▸ EXCERPT
JuliaParallel / ClusterManagers.jl

Other
242 stars 74 forks source link

Make ElasticManager more convenient #136

Closed marius311 closed 4 years ago

marius311 commented 4 years ago

This adds two things discussed in https://github.com/JuliaParallel/ClusterManagers.jl/issues/128

First, it gives ElasticManager the addr=:auto option on Linux, which looks up the master's IP address via hostname --ip-address so that you get the private IP and other workers on the LAN can connect to it. This isn't foolproof depending on the network setup, but its 4 for 4 on the HPC clusters I have access to.

Second, it adds a line to what is printed when you evaluate an ElasticManager,

julia> em = ElasticManager(addr=:auto, port=0)
ElasticManager:
  Active workers : []
  Number of workers to be added  : 0
  Terminated workers : []
  Worker connect command : 
    /home/user/bin/julia --project=/home/user/myproject/Project.toml -e 'using ClusterManagers; ClusterManagers.elastic_worker("4cOSyaYpgSl6BC0C","127.0.1.1",36275)'

So that you can just copy/paste that last line without thinking and get a worker.

Finally, I reworked the readme and removed the part about the deprecated @scheduled which doesn't work anymore, even if you switch to @async.

Hopefully this makes setting up an ElasticManager way more streamlined. Let me know if you there's any feedback, I'm happy to make changes.

Closes https://github.com/JuliaParallel/ClusterManagers.jl/issues/128

marius311 commented 4 years ago

Just a friendly ping for whoever can merge this. I'm happy to make any changes requested.

kescobo commented 4 years ago

I can merge, but don't know if I should merge. I got the write bit to help a bit with tests at some point, but don't feel like I have enough authority to actually merge.

▸ REQUIRED WORK
(1) From the ElasticManager pull request, quote everything from "So that you can" down to "any changes requested.".
(2) In the ElasticManager pull request, what command does the addr=:auto option use on Linux to look up the master's IP address?
(3) Please proceed with the ElasticManager pull request from where it stops.

(Dataset entries)
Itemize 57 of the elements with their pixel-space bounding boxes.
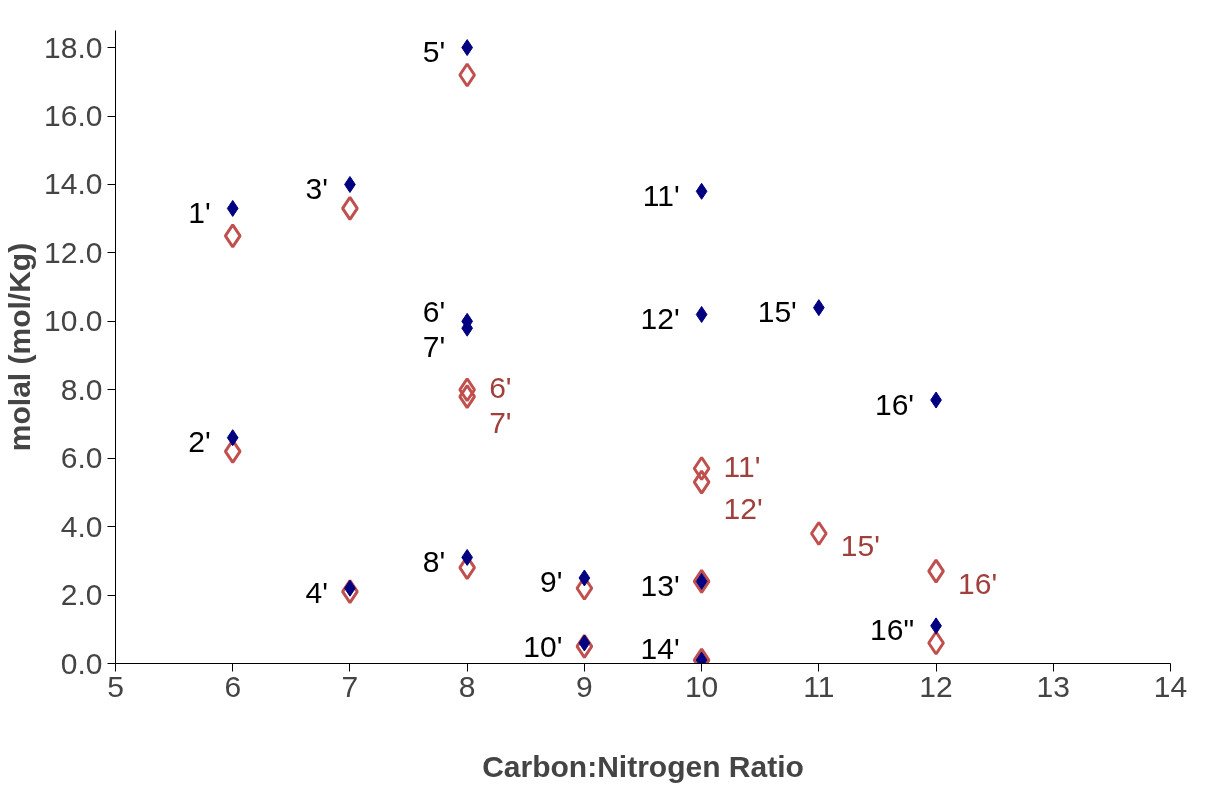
y-tick-label: 4.0	[60, 509, 103, 543]
point	[692, 469, 711, 495]
point	[226, 429, 239, 447]
point	[695, 572, 708, 590]
point	[695, 182, 708, 200]
annotation: 15'	[757, 295, 797, 329]
point	[226, 199, 239, 217]
annotation: 12'	[723, 491, 763, 525]
annotation: 7'	[489, 406, 512, 440]
annotation: 15'	[840, 528, 880, 562]
x-tick-label: 9	[576, 669, 593, 703]
annotation: 8'	[422, 544, 446, 578]
x-tick-label: 13	[1036, 669, 1070, 703]
y-tick-label: 2.0	[60, 578, 103, 612]
x-axis-title: Carbon:Nitrogen Ratio	[482, 749, 804, 783]
x-tick-label: 7	[341, 669, 359, 703]
point	[578, 569, 591, 587]
y-tick-label: 8.0	[60, 372, 103, 406]
point	[692, 455, 711, 481]
annotation: 2'	[188, 425, 211, 459]
annotation: 5'	[422, 35, 446, 69]
x-tick-label: 12	[919, 669, 953, 703]
y-tick-label: 18.0	[44, 30, 103, 64]
x-tick-label: 11	[803, 669, 835, 703]
annotation: 4'	[305, 575, 328, 609]
annotation: 1'	[188, 195, 211, 229]
x-tick-label: 6	[224, 669, 242, 703]
annotation: 11'	[723, 449, 761, 483]
y-tick-label: 10.0	[44, 304, 103, 338]
annotation: 16"	[870, 613, 915, 647]
point	[575, 633, 594, 659]
point	[578, 634, 591, 652]
point	[223, 223, 242, 249]
annotation: 9'	[539, 565, 563, 599]
point	[692, 568, 711, 594]
y-tick-label: 0.0	[60, 646, 103, 680]
annotation: 16'	[958, 566, 998, 600]
annotation: 6'	[489, 371, 512, 405]
y-tick-label: 12.0	[44, 235, 103, 269]
annotation: 14'	[640, 631, 680, 665]
y-tick-label: 14.0	[44, 167, 103, 201]
x-tick-label: 10	[684, 669, 719, 703]
x-tick-label: 5	[107, 669, 124, 703]
annotation: 3'	[305, 171, 328, 205]
annotation: 6'	[422, 294, 446, 328]
y-tick-label: 6.0	[60, 441, 103, 475]
annotation: 16'	[874, 387, 915, 421]
annotation: 10'	[523, 630, 563, 664]
annotation: 12'	[640, 301, 680, 335]
annotation: 11'	[642, 178, 680, 212]
x-tick-label: 14	[1153, 669, 1188, 703]
y-tick-label: 16.0	[44, 99, 103, 133]
x-tick-label: 8	[458, 669, 476, 703]
annotation: 13'	[640, 568, 680, 602]
point	[695, 305, 708, 323]
y-axis-title: molal (mol/Kg)	[3, 242, 37, 452]
annotation: 7'	[422, 329, 446, 363]
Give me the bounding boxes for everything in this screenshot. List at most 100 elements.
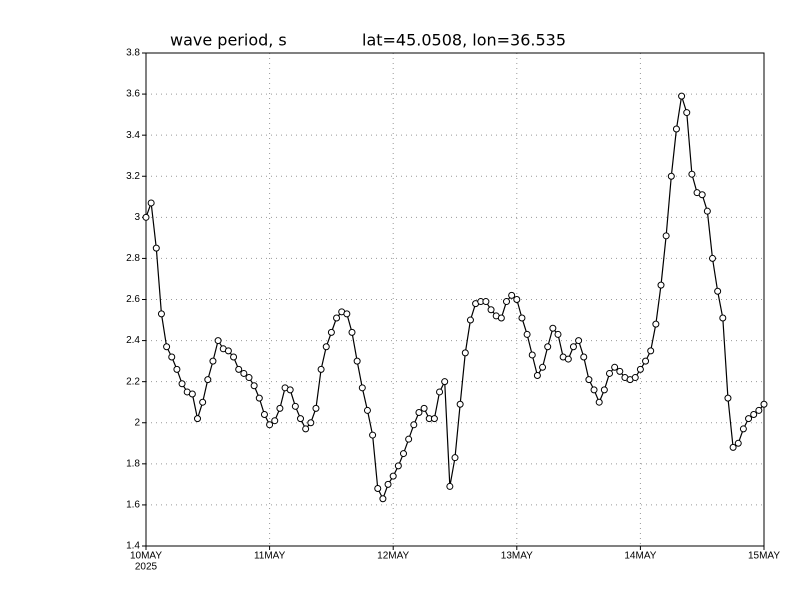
data-point [518,314,526,322]
data-point [276,404,284,412]
year-label: 2025 [135,562,158,573]
y-tick-label: 2.4 [126,335,140,346]
data-point [286,386,294,394]
data-point [188,390,196,398]
y-tick-label: 2.2 [126,376,140,387]
data-point [363,406,371,414]
data-point [642,357,650,365]
data-point [142,213,150,221]
chart-subtitle: lat=45.0508, lon=36.535 [362,31,566,50]
data-point [312,404,320,412]
data-point [353,357,361,365]
data-point [539,363,547,371]
data-point [580,353,588,361]
x-tick-label: 13MAY [501,551,533,562]
data-point [327,328,335,336]
data-point [430,415,438,423]
data-point [647,347,655,355]
data-point [729,443,737,451]
data-point [724,394,732,402]
data-point [343,310,351,318]
data-point [549,324,557,332]
data-point [466,316,474,324]
data-point [245,374,253,382]
data-point [600,386,608,394]
data-point [606,369,613,377]
data-point [672,125,680,133]
data-point [554,330,562,338]
data-point [745,415,753,423]
data-point [255,394,263,402]
data-point [410,421,418,429]
data-point [240,369,248,377]
x-tick-label: 10MAY [130,551,162,562]
y-tick-label: 2.8 [126,253,140,264]
data-point [194,415,201,423]
data-point [678,92,686,100]
data-point [317,365,325,373]
data-point [394,462,402,470]
data-point [456,400,464,408]
data-point [384,480,392,488]
data-point [513,296,521,303]
data-point [307,419,315,427]
data-point [420,404,428,412]
data-point [271,417,279,425]
plot-frame [145,52,765,547]
data-point [369,431,377,439]
data-point [415,408,423,416]
data-point [230,353,238,361]
data-point [497,314,505,322]
x-tick-label: 14MAY [624,551,656,562]
data-point [451,454,459,462]
data-point [446,482,454,490]
data-point [508,291,516,299]
data-point [698,191,706,199]
series-line [145,95,765,501]
y-tick-label: 3.2 [126,171,140,182]
data-point [652,320,660,328]
data-point [163,343,171,351]
data-point [523,330,531,338]
data-point [389,472,397,480]
data-point [487,306,495,314]
data-point [204,376,212,384]
data-point [461,349,469,357]
data-point [528,351,536,359]
data-point [291,402,299,410]
y-tick-label: 1.8 [126,458,140,469]
data-point [358,384,366,392]
data-point [199,398,207,406]
data-point [714,287,722,295]
data-point [379,495,387,503]
data-point [739,425,747,433]
data-point [662,232,670,240]
data-point [168,353,176,361]
y-tick-label: 3.8 [126,48,140,59]
data-point [657,281,665,289]
data-point [755,406,763,414]
data-point [333,314,341,322]
data-point [503,298,510,306]
data-point [152,244,160,252]
chart-title: wave period, s [170,31,287,50]
data-point [611,363,619,371]
data-point [688,170,696,178]
data-point [631,374,639,382]
y-tick-label: 3.6 [126,89,140,100]
data-point [209,357,217,365]
data-point [157,310,165,318]
x-tick-label: 11MAY [254,551,286,562]
data-point [400,450,407,458]
data-point [302,425,310,433]
data-point [709,254,716,262]
x-tick-label: 12MAY [377,551,409,562]
data-point [250,382,258,390]
data-point [544,343,552,351]
data-point [482,298,490,306]
data-point [173,365,181,373]
data-point [703,207,711,215]
data-point [178,380,186,388]
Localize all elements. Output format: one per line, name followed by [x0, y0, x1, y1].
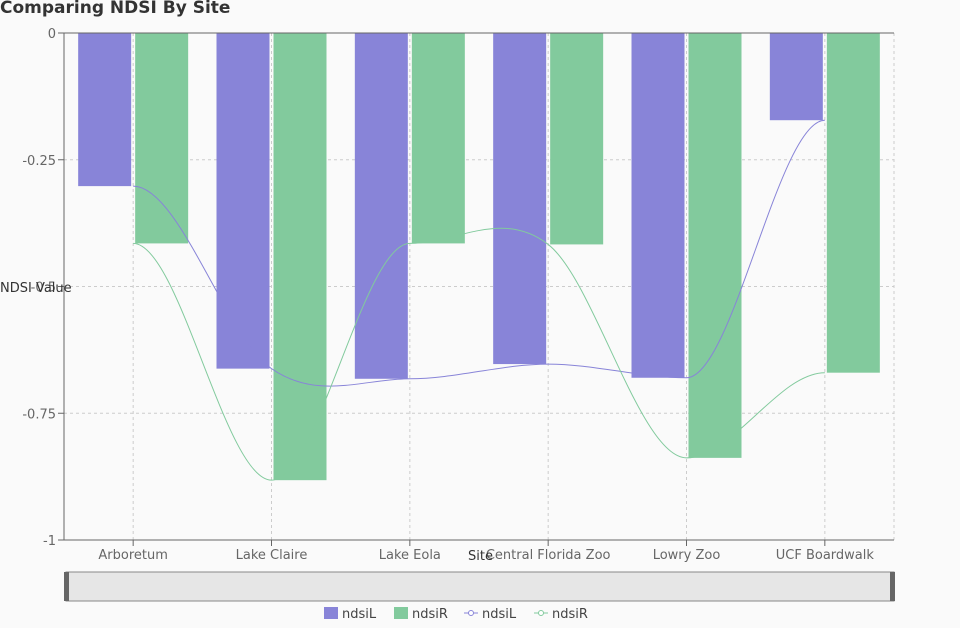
y-tick-label: -1 [43, 534, 56, 549]
legend-label: ndsiR [412, 607, 448, 622]
brush-handle-right[interactable] [890, 572, 895, 601]
x-tick-label: Lowry Zoo [653, 548, 721, 563]
bar-ndsiL [78, 33, 132, 187]
bar-series [78, 33, 880, 481]
x-tick-label: Lake Claire [236, 548, 308, 563]
x-tick-label: Central Florida Zoo [486, 548, 611, 563]
y-tick-label: -0.75 [22, 407, 56, 422]
x-tick-label: Lake Eola [379, 548, 441, 563]
legend-swatch-bar [324, 607, 338, 619]
bar-ndsiR [411, 33, 465, 244]
y-tick-label: -0.5 [31, 281, 56, 296]
legend: ndsiL ndsiR ndsiL ndsiR [324, 607, 588, 622]
x-axis-title: Site [468, 549, 493, 564]
legend-swatch-dot [538, 610, 544, 616]
y-tick-label: 0 [48, 27, 56, 42]
x-tick-label: Arboretum [98, 548, 168, 563]
x-tick-label: UCF Boardwalk [776, 548, 875, 563]
axes: 0 -0.25 -0.5 -0.75 -1 Arboretum Lake Claire Lak… [22, 27, 894, 563]
legend-label: ndsiL [482, 607, 517, 622]
line-ndsiR [133, 227, 825, 481]
legend-swatch-dot [468, 610, 474, 616]
grid [64, 33, 895, 541]
line-series [133, 119, 825, 481]
line-ndsiL [133, 119, 825, 387]
y-axis-title: NDSI Value [0, 281, 72, 296]
bar-ndsiL [354, 33, 408, 379]
legend-label: ndsiR [552, 607, 588, 622]
legend-swatch-bar [394, 607, 408, 619]
brush-slider[interactable] [64, 571, 895, 602]
brush-track[interactable] [65, 571, 895, 602]
bar-ndsiR [688, 33, 742, 458]
legend-label: ndsiL [342, 607, 377, 622]
brush-handle-left[interactable] [64, 572, 69, 601]
bar-ndsiL [493, 33, 547, 365]
bar-ndsiL [216, 33, 270, 369]
bar-ndsiL [769, 33, 823, 121]
bar-ndsiR [135, 33, 189, 244]
bar-ndsiL [631, 33, 685, 378]
chart-title: Comparing NDSI By Site [0, 0, 231, 18]
bar-ndsiR [826, 33, 880, 373]
bar-ndsiR [273, 33, 327, 481]
y-tick-label: -0.25 [22, 154, 56, 169]
bar-ndsiR [550, 33, 604, 245]
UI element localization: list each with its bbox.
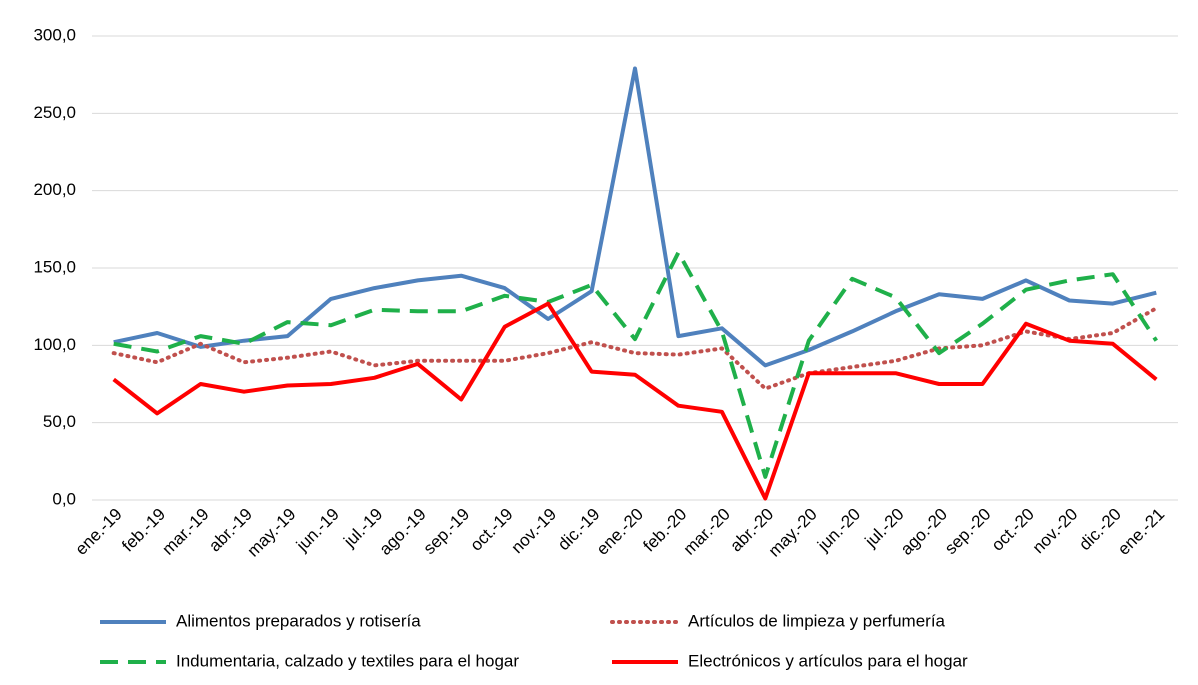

▸ TASK-BY-TASK RESULTS
(1)
So that you can just copy/paste that last line without thinking and get a worker.

Finally, I reworked the readme and removed the part about the deprecated @scheduled which doesn't work anymore, even if you switch to @async.

Hopefully this makes setting up an ElasticManager way more streamlined. Let me know if you there's any feedback, I'm happy to make changes.

Closes https://github.com/JuliaParallel/ClusterManagers.jl/issues/128

marius311 commented 4 years ago

Just a friendly ping for whoever can merge this. I'm happy to make any changes requested.

(2) hostname --ip-address

(3)
bjarthur commented 4 years ago

yea, me too. would be nice to have other elasticmanager users chime in with comments.

and a test certainly would be nice. could you possibly add one that simply runs the command this PR now prints out to make sure a julia process is actually launched? e,g., no typos in the command string.

marius311 commented 4 years ago

Sounds good, will add a test.

marius311 commented 4 years ago

Ok, added a test which actually runs the command and checks a worker connects. Also figured out how to do it on Mac. Ready from my end!

marius311 commented 4 years ago

Merge?

marius311 commented 4 years ago

Hey guys, could this possibly be merged?

I'm around to do any quick fixes should problems arise, but personally has been working great for me, e.g.:

image

kescobo commented 4 years ago

Since no one else has chimed in, there's a test written, and it seems like actual maintainers of this package don't check in too often, I'm going to go ahead and merge. We can always revert if someone bitterly complains after the fact.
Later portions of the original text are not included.